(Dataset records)
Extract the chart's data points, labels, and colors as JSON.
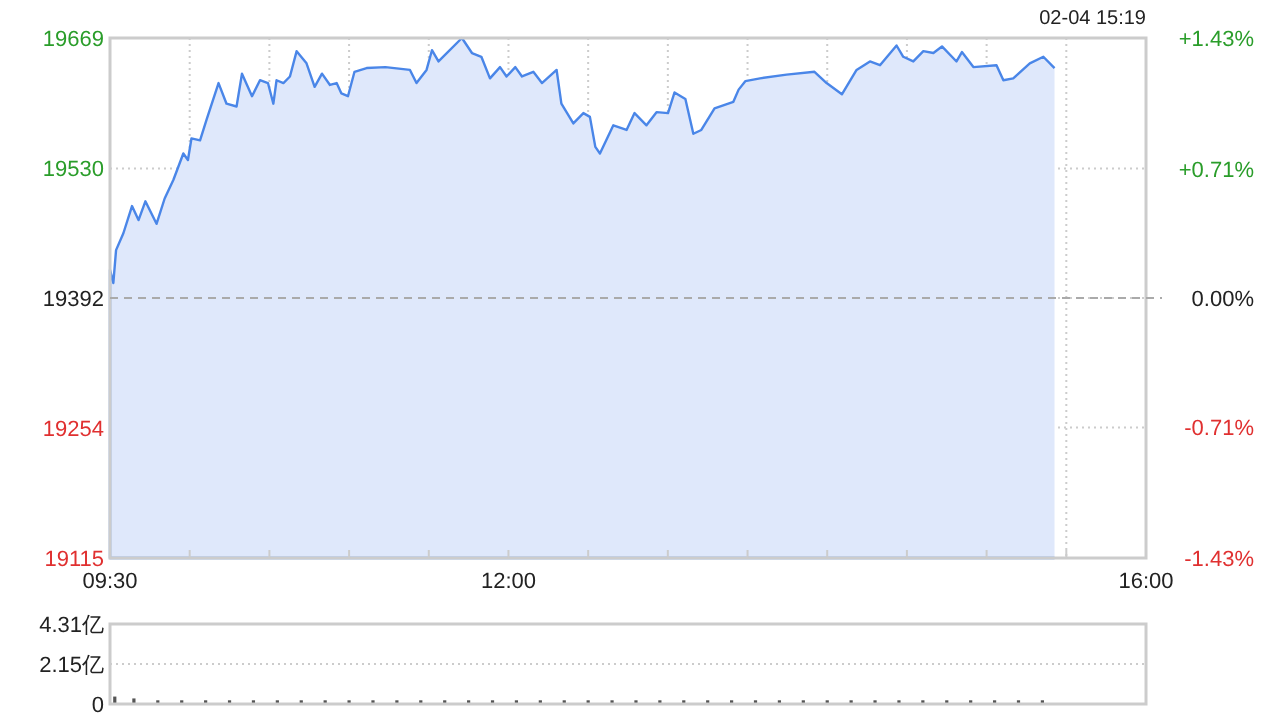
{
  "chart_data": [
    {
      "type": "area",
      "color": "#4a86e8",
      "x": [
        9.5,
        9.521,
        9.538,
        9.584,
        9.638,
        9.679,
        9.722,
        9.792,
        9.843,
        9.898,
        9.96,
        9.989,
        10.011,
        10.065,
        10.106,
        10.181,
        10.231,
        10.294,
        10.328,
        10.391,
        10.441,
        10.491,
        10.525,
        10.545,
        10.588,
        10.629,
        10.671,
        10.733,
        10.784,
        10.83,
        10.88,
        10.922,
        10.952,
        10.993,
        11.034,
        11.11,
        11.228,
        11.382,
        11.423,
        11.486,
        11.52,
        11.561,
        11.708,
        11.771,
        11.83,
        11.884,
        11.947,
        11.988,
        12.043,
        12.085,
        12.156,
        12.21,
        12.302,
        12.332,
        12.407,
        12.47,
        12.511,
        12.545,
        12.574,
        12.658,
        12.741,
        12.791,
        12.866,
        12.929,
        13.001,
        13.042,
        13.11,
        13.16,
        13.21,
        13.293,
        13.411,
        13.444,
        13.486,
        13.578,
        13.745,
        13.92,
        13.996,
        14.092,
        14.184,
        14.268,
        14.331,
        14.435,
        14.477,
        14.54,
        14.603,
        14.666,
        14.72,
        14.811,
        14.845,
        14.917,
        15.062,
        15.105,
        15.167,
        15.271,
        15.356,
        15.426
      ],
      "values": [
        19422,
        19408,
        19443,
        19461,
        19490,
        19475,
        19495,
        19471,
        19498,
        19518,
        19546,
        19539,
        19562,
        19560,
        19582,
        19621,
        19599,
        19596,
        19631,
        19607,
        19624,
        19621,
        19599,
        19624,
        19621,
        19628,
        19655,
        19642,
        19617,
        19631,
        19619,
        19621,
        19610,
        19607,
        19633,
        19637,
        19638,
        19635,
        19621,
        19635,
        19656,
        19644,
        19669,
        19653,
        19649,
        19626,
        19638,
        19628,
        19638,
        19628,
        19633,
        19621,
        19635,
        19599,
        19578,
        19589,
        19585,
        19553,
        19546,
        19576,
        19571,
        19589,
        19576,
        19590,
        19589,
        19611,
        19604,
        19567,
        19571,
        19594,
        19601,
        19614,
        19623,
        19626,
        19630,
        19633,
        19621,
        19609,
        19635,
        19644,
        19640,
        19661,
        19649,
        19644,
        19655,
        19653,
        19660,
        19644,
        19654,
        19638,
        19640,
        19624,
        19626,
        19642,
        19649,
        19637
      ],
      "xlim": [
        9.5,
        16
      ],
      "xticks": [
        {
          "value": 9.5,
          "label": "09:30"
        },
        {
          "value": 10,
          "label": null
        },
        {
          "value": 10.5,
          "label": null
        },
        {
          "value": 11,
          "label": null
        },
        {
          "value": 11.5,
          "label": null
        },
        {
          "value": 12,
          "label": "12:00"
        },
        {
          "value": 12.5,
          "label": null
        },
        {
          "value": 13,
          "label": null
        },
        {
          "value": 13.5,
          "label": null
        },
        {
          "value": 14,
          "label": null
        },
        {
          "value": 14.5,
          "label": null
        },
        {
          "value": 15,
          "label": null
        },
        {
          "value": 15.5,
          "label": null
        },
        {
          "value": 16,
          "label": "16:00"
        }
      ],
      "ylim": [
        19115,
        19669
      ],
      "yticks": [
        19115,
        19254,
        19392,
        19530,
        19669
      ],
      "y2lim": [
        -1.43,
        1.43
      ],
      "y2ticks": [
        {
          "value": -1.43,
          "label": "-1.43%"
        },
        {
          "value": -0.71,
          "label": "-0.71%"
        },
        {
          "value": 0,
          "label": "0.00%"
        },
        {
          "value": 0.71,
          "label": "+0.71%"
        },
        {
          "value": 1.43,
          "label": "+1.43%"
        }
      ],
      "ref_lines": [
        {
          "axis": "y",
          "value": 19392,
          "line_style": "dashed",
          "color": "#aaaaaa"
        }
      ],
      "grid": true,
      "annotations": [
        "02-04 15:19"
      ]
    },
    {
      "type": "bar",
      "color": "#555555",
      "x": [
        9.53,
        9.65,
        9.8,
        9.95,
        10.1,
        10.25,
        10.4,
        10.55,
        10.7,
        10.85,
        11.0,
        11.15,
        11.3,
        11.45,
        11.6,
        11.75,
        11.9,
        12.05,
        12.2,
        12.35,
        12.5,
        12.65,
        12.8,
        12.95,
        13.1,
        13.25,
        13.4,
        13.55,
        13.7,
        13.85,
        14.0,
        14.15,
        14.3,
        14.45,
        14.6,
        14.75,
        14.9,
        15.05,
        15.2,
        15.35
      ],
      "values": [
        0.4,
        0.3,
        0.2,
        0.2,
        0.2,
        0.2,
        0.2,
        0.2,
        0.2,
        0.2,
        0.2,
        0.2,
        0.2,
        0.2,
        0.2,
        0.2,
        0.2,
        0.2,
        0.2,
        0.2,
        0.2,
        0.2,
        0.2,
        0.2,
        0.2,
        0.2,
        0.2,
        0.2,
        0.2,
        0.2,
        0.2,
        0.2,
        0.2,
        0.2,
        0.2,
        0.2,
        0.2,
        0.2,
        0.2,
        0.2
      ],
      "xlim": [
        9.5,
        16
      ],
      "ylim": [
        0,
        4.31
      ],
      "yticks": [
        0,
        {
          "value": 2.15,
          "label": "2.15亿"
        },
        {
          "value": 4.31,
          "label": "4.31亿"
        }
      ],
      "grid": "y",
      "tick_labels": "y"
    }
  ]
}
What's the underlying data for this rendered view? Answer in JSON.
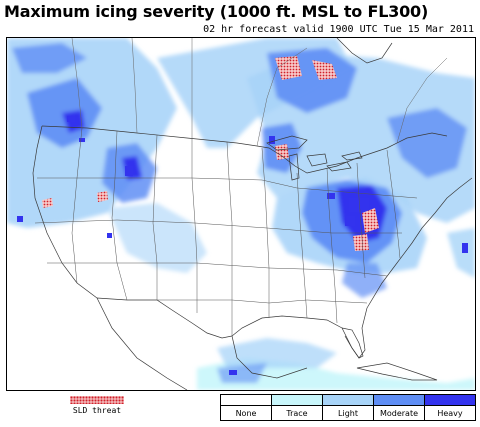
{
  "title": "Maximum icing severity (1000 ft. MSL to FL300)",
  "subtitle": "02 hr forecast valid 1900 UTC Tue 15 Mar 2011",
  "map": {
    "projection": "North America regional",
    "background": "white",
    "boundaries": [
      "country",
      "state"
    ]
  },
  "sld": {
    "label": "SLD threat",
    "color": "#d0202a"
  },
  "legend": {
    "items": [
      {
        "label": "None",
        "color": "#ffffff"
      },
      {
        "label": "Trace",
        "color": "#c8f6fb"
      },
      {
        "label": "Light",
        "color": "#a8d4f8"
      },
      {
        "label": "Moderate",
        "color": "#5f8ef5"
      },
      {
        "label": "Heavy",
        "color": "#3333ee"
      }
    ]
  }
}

PROBLEM REQUIREMENTS
Filter the listing for the word "JSON" and copy every line that holds it.

REPLY
Extract the chart's data points, labels, and colors as JSON.
What's the underlying data for this rendered view? Answer in JSON.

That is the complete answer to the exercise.